= Problem statement =
Each line containing the word "from" must be reported.

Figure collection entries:
* BEGIN *
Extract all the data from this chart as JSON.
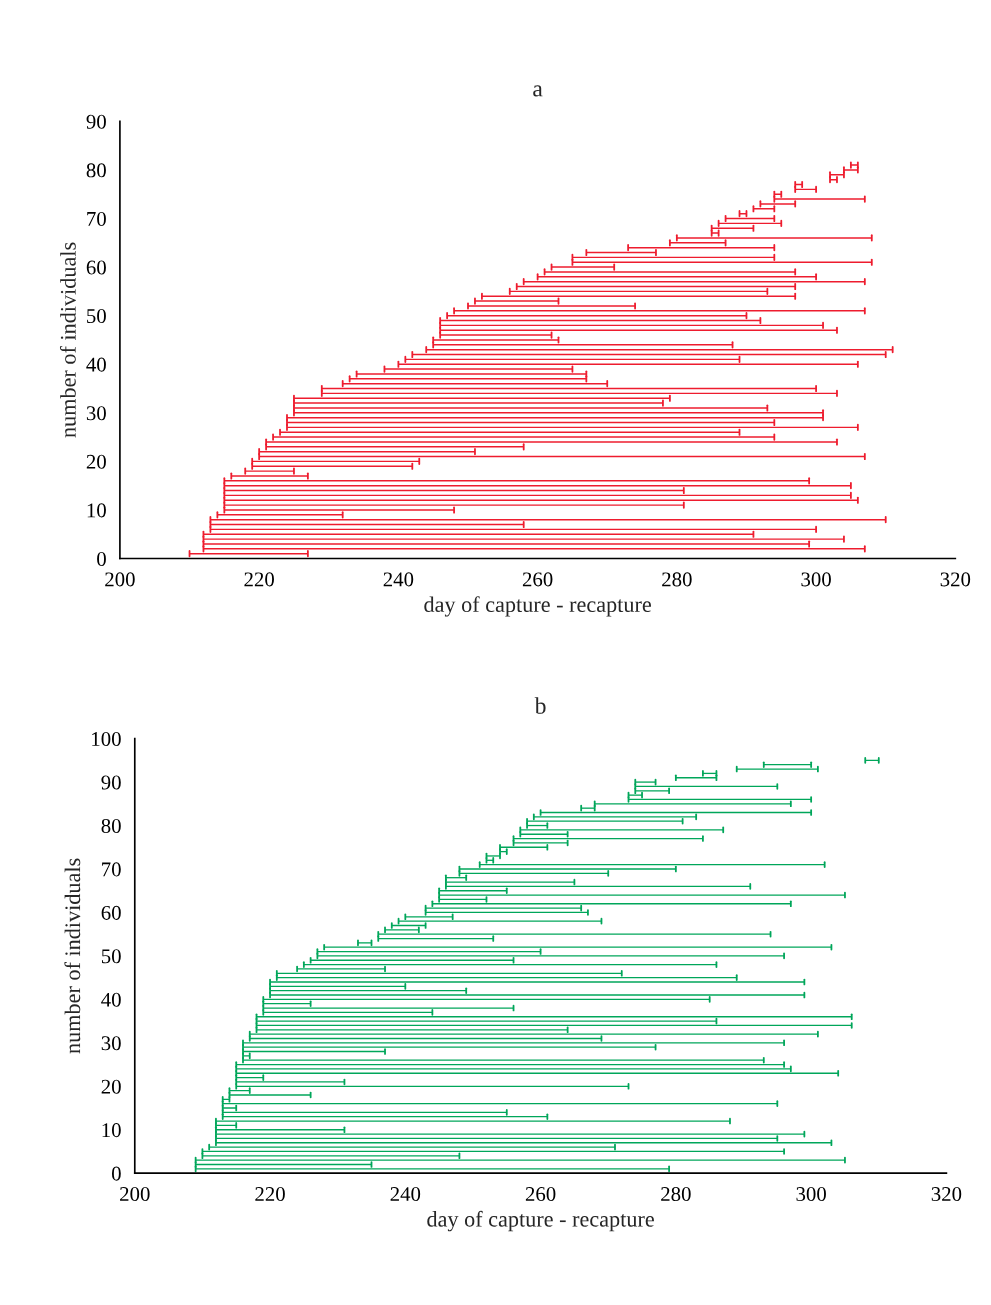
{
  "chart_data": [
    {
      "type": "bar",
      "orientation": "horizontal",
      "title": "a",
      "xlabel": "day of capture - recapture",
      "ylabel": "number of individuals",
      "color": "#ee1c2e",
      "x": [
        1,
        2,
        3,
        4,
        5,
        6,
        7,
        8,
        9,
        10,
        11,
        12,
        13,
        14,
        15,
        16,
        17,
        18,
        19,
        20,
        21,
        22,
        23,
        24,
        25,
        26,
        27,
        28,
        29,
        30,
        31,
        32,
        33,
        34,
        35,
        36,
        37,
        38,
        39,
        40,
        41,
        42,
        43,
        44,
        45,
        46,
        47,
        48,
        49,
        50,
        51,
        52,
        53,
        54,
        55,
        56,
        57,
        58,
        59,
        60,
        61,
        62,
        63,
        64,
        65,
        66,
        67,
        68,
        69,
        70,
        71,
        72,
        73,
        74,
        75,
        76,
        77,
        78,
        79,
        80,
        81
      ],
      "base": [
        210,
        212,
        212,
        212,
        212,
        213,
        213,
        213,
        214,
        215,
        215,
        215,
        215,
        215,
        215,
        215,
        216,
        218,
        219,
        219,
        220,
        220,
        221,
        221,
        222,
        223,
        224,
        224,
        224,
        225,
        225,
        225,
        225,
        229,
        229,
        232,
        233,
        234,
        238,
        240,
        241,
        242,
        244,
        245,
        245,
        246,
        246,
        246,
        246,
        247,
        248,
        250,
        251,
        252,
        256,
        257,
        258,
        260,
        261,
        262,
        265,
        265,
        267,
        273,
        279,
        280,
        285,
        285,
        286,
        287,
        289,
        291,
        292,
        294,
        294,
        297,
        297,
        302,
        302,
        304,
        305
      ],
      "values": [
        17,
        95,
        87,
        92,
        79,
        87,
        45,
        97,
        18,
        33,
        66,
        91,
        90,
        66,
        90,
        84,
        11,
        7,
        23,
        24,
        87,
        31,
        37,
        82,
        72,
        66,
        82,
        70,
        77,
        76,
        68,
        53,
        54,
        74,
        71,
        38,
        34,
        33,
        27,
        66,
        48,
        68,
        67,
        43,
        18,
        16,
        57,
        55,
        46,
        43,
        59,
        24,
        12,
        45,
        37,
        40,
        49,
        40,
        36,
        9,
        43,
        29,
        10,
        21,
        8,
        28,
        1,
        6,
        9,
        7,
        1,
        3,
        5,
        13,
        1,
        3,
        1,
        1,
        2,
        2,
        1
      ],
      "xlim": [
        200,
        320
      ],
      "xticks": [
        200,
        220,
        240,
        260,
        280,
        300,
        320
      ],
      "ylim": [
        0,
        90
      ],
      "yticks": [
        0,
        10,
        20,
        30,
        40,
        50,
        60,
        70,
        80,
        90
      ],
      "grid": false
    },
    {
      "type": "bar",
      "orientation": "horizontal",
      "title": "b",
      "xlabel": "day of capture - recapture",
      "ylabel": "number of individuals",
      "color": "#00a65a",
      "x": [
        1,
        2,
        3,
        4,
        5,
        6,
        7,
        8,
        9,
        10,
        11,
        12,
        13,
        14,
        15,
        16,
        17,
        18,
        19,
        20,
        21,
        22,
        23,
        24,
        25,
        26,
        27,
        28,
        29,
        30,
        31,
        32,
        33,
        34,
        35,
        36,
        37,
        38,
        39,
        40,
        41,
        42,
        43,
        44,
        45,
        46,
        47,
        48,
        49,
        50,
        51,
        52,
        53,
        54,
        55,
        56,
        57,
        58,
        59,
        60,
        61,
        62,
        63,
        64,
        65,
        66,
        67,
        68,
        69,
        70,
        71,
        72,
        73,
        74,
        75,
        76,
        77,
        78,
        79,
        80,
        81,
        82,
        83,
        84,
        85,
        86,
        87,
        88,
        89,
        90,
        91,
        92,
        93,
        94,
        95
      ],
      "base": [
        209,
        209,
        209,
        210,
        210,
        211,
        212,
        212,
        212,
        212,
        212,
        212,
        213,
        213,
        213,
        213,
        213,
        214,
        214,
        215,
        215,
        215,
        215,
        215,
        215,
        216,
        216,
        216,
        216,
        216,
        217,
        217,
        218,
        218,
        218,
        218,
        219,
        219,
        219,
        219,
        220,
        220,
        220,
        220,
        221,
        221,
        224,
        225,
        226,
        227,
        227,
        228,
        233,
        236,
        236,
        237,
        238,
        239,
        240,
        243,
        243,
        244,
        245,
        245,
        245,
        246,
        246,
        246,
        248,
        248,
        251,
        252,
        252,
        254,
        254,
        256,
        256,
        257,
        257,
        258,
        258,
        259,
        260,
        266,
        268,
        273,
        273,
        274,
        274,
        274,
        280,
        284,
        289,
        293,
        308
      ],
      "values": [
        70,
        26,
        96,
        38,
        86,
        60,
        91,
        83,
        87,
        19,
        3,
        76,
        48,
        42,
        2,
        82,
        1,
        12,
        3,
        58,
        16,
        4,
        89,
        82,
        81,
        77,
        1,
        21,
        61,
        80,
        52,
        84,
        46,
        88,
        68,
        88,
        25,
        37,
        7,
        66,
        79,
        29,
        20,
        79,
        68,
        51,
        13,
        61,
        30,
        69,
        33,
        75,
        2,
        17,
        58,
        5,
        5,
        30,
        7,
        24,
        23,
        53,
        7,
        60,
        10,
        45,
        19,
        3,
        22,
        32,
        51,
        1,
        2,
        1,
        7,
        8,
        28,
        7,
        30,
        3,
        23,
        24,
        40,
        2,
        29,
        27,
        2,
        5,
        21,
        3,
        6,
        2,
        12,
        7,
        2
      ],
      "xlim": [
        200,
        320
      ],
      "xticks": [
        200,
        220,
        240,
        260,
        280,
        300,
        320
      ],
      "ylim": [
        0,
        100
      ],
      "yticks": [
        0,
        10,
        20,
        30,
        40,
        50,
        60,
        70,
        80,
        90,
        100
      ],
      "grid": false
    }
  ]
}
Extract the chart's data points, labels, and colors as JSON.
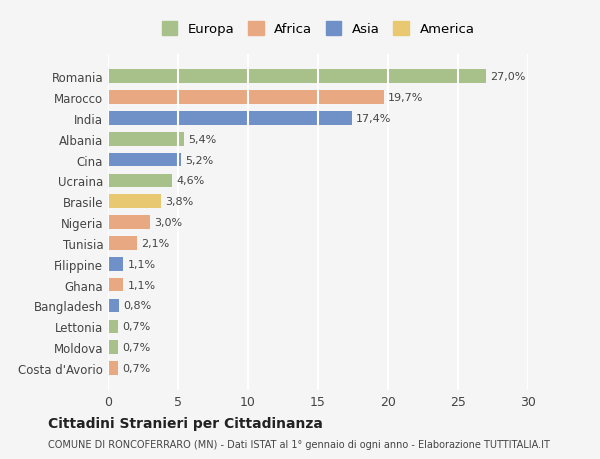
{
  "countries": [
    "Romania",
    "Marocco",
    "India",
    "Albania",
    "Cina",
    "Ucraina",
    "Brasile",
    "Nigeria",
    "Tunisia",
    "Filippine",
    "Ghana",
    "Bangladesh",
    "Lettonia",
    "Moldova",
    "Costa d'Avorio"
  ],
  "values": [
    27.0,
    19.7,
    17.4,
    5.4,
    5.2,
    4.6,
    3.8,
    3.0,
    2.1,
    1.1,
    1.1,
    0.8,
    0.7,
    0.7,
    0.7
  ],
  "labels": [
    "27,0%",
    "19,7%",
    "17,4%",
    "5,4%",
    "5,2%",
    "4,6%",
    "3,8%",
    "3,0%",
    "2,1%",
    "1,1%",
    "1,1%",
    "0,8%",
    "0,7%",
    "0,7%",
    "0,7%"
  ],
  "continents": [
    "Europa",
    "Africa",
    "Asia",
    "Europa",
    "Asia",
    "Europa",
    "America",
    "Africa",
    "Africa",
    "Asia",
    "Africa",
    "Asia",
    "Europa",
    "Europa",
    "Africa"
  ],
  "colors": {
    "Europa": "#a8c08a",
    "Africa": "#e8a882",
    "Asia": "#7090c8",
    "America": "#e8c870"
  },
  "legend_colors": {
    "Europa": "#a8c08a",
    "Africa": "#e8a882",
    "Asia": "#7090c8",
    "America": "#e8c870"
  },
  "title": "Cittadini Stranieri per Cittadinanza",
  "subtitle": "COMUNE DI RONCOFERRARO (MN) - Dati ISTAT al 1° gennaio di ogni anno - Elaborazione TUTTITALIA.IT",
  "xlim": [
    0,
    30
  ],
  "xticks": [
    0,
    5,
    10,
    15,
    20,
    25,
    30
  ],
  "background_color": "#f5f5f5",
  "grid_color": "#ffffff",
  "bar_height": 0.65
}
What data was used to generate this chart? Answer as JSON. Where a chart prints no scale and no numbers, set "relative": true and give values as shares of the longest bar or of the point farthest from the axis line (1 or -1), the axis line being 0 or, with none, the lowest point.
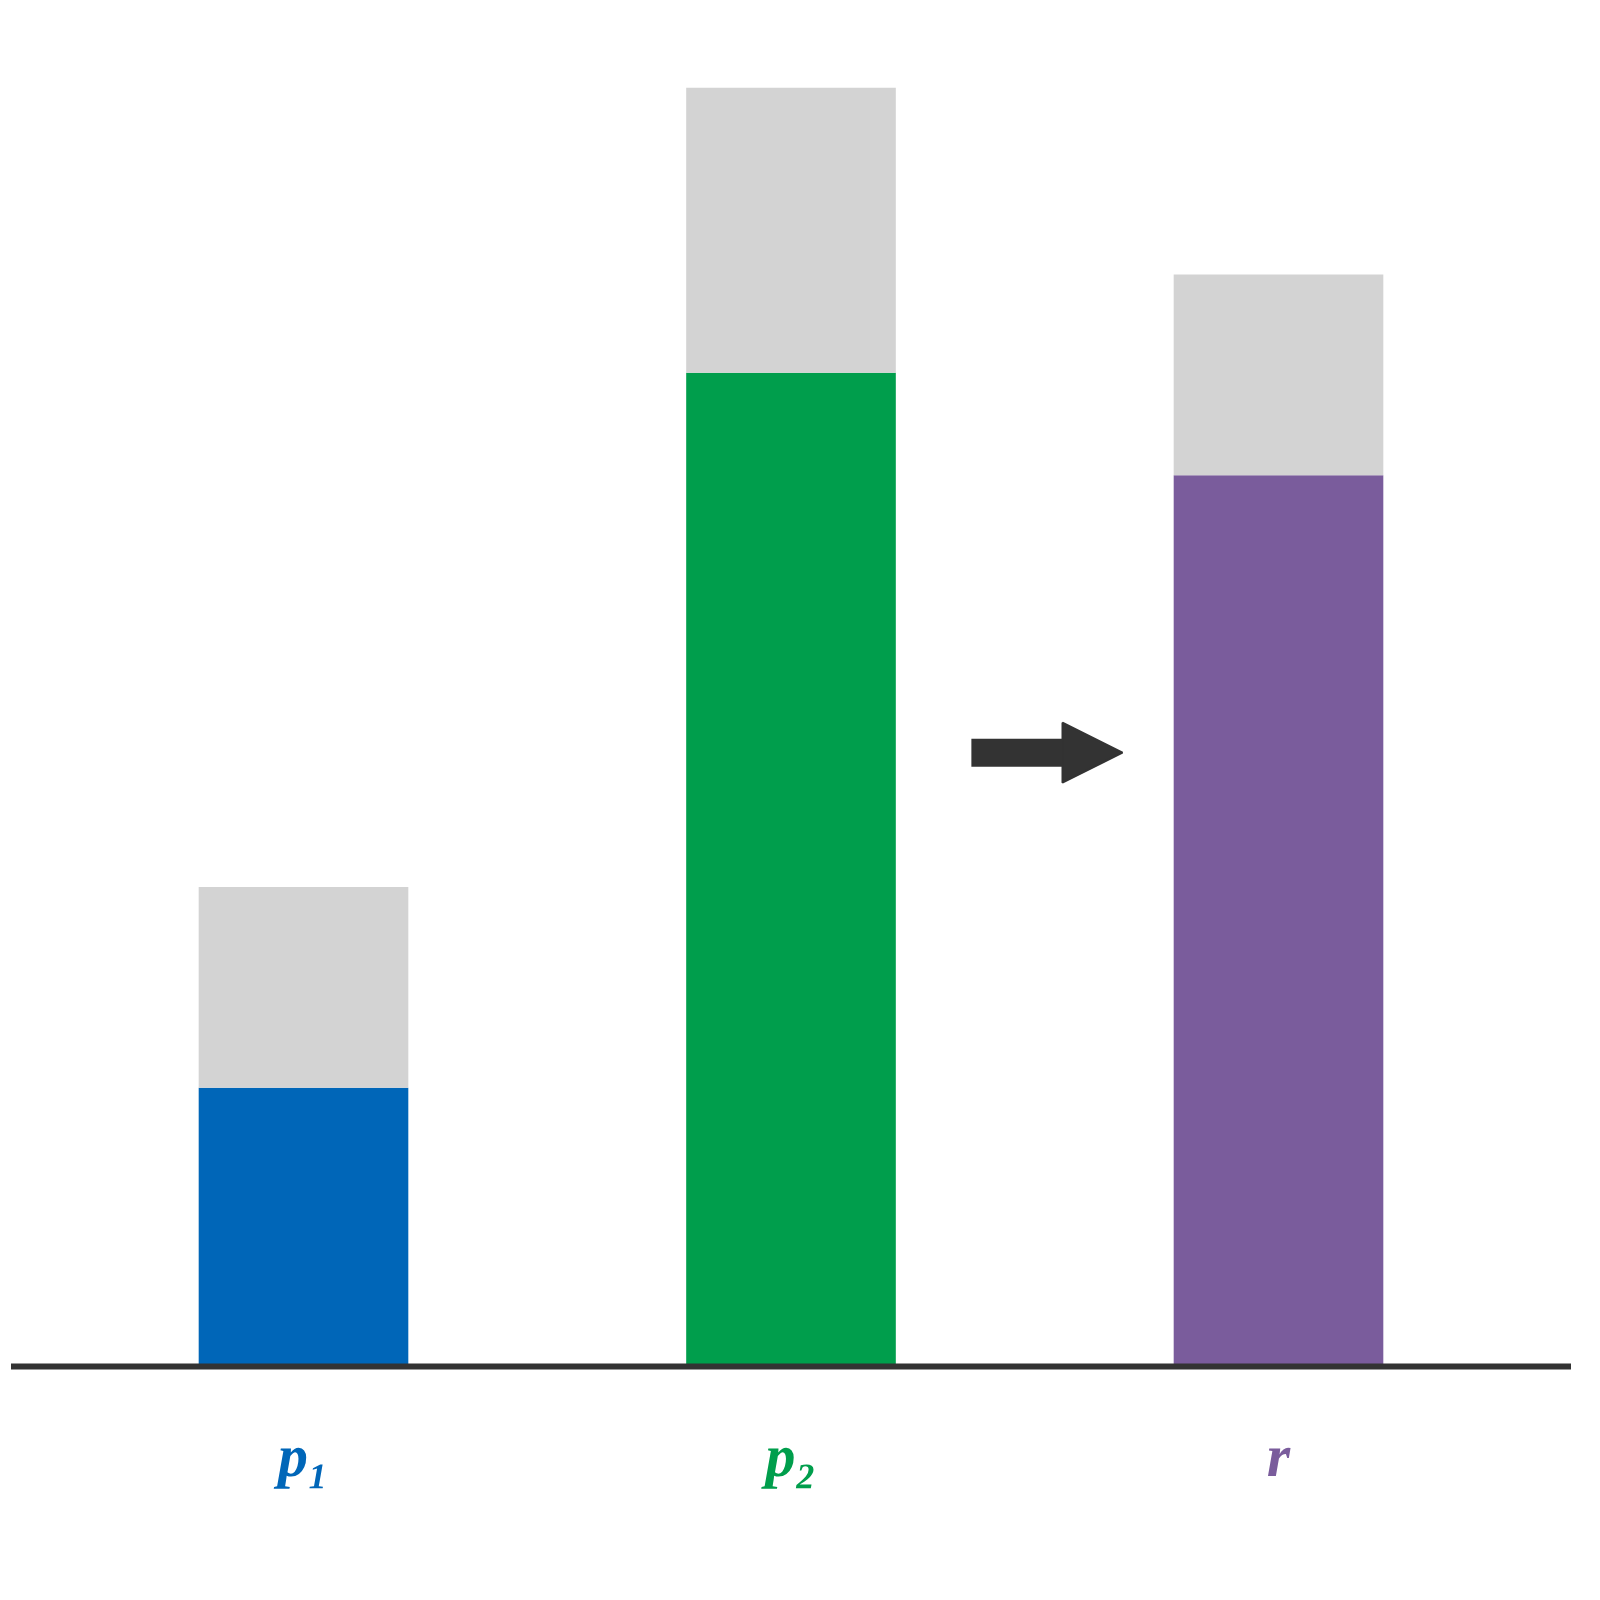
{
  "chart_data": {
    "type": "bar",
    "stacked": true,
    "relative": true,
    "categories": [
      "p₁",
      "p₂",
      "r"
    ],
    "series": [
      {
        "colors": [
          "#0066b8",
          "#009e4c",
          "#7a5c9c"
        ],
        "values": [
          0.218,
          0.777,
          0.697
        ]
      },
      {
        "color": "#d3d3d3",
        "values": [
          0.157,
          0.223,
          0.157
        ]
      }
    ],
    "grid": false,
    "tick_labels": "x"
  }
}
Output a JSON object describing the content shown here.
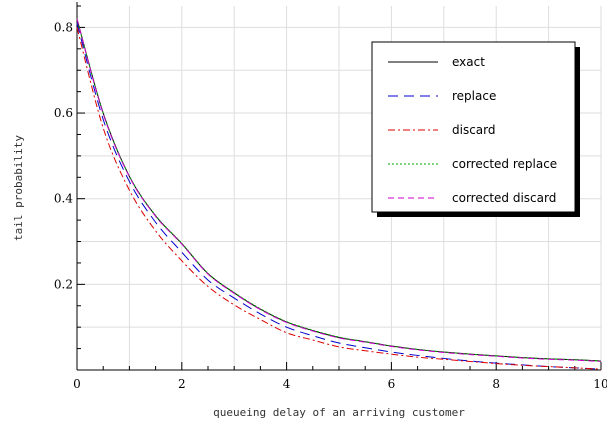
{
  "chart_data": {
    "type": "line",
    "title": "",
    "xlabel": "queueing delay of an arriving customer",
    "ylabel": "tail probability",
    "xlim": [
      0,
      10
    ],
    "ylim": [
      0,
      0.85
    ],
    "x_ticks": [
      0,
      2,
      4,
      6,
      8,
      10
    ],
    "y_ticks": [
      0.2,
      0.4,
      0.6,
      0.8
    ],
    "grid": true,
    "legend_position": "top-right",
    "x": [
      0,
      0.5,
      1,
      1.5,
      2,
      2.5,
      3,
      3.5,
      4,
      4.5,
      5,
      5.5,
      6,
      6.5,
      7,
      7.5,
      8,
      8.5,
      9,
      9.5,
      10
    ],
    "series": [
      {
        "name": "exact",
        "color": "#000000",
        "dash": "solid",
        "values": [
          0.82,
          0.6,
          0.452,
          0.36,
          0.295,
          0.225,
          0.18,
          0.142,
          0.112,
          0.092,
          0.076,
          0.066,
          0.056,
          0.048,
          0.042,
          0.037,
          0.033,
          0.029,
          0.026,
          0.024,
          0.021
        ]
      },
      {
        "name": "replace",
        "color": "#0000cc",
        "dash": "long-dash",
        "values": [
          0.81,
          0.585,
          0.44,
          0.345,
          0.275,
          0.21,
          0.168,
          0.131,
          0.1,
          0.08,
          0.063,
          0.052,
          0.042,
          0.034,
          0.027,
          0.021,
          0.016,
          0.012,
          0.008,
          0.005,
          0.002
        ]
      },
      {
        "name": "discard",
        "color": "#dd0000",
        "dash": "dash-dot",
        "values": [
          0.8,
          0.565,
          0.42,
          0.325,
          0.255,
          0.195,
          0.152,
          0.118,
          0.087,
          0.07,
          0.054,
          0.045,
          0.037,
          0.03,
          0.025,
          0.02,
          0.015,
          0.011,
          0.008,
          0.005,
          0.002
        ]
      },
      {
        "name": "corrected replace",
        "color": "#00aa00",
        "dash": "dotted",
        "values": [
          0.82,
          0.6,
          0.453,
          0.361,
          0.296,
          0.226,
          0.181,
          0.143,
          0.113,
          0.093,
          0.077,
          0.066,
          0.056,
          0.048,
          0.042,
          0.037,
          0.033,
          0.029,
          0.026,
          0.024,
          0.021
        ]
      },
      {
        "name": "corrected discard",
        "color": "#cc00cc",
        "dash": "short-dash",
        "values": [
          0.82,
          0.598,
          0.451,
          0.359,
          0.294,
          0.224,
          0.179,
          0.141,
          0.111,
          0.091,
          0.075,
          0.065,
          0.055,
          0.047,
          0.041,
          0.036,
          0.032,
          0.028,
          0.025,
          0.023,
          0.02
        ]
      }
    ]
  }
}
* END *
= Right answer =
Extract all the data from this chart as JSON.
What data was used to generate this chart? Answer as JSON. Where a chart prints no scale and no numbers, set "relative": true and give values as shares of the longest bar or of the point farthest from the axis line (1 or -1), the axis line being 0 or, with none, the lowest point.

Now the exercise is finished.